STATED GOAL: In the data below, find every line that has the string "Goreng", and copy it.

DATA SUPPLIED:
/---

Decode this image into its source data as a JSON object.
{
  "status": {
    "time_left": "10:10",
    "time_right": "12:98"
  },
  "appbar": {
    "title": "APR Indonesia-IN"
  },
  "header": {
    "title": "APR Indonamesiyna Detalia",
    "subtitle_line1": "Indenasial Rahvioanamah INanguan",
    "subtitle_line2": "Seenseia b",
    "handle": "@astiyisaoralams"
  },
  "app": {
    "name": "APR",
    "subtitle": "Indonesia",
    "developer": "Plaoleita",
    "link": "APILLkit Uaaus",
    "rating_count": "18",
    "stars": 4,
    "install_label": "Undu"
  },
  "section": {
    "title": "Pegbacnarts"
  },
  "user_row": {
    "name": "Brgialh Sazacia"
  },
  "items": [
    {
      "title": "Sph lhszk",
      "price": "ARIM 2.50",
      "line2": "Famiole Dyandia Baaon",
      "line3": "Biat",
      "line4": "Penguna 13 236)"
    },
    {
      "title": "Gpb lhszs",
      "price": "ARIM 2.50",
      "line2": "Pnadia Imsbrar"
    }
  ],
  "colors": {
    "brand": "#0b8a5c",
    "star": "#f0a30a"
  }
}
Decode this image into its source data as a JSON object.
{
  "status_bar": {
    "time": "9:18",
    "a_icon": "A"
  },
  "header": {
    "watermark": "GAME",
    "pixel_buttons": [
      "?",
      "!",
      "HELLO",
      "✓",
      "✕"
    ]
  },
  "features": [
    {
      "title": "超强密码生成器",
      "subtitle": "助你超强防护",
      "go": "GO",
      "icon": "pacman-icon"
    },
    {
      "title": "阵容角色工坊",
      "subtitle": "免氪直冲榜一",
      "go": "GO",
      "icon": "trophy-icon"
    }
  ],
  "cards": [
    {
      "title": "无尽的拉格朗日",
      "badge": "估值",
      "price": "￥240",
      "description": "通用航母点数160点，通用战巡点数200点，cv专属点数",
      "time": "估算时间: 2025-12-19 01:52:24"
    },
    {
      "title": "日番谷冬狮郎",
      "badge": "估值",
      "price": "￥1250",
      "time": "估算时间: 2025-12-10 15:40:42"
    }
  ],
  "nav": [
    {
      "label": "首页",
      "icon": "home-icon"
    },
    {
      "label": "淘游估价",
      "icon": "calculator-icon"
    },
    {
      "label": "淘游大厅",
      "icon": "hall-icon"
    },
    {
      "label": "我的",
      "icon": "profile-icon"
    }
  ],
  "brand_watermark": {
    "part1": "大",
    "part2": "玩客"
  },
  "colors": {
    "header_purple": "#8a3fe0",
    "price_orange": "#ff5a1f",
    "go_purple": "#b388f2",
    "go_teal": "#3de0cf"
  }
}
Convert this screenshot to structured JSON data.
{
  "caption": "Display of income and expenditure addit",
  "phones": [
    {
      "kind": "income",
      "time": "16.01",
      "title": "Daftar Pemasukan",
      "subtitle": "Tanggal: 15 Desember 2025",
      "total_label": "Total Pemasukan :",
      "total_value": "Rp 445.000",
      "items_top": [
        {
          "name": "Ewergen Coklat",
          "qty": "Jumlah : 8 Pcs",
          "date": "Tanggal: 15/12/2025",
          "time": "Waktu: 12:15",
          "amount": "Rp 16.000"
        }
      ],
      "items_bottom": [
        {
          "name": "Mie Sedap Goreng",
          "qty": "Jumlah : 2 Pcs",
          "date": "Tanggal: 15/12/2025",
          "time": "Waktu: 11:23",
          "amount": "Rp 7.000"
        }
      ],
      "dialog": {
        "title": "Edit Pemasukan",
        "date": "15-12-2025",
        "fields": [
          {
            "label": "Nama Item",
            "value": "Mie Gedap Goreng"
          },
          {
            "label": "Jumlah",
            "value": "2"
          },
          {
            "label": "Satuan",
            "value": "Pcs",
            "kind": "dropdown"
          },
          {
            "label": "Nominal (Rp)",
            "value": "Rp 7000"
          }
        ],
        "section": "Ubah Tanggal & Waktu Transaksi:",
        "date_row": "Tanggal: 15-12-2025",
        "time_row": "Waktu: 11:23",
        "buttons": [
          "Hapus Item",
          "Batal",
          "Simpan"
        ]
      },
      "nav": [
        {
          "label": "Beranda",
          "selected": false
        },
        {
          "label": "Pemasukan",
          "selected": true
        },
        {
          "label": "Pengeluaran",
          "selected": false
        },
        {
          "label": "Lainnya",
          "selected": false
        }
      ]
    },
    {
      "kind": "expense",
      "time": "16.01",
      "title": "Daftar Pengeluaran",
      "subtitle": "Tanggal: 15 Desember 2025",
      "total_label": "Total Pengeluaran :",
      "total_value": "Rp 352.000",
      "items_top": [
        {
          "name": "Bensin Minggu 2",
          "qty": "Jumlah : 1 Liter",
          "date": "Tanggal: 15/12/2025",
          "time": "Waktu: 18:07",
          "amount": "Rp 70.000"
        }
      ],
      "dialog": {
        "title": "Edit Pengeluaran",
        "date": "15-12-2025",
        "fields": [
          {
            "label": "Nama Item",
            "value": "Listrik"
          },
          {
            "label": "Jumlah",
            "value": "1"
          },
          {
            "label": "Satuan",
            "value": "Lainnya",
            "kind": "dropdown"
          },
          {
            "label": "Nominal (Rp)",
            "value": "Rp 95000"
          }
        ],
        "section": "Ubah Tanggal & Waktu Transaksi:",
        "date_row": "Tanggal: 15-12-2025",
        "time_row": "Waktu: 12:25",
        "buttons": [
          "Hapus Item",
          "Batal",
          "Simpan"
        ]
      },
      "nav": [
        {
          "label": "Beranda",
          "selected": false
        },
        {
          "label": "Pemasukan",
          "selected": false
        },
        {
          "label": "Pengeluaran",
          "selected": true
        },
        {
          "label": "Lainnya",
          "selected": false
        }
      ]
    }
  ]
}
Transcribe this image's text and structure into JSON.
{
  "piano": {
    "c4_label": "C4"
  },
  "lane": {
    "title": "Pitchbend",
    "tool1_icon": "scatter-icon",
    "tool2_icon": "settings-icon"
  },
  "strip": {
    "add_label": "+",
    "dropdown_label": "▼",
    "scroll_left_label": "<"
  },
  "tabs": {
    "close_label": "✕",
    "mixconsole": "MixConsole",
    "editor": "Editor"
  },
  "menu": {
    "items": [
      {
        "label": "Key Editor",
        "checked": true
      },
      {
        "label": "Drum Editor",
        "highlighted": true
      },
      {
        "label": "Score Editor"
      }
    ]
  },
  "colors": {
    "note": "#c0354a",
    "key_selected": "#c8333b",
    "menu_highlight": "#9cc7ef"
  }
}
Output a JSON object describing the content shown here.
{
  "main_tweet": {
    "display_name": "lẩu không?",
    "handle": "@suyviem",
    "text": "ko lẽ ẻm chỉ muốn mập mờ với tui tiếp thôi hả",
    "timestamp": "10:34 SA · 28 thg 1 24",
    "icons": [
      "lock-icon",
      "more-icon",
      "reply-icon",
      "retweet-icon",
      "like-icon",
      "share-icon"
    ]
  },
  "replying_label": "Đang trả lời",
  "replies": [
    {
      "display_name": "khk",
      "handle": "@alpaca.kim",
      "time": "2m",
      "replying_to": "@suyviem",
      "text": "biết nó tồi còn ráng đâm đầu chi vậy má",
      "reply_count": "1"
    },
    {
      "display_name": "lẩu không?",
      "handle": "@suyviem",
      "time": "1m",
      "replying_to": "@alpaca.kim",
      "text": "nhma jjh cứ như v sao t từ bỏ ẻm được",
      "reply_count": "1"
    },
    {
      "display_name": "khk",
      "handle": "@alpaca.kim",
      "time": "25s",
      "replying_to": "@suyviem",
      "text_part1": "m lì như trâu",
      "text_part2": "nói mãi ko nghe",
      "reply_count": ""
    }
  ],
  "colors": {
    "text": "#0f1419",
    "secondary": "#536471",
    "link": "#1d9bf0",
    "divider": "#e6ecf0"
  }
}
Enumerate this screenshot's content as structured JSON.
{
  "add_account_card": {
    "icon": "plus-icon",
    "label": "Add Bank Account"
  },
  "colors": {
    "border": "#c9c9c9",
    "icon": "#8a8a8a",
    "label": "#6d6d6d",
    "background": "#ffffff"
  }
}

\---

PROBLEM SOLUTION:
          "name": "Mie Sedap Goreng",
            "value": "Mie Gedap Goreng"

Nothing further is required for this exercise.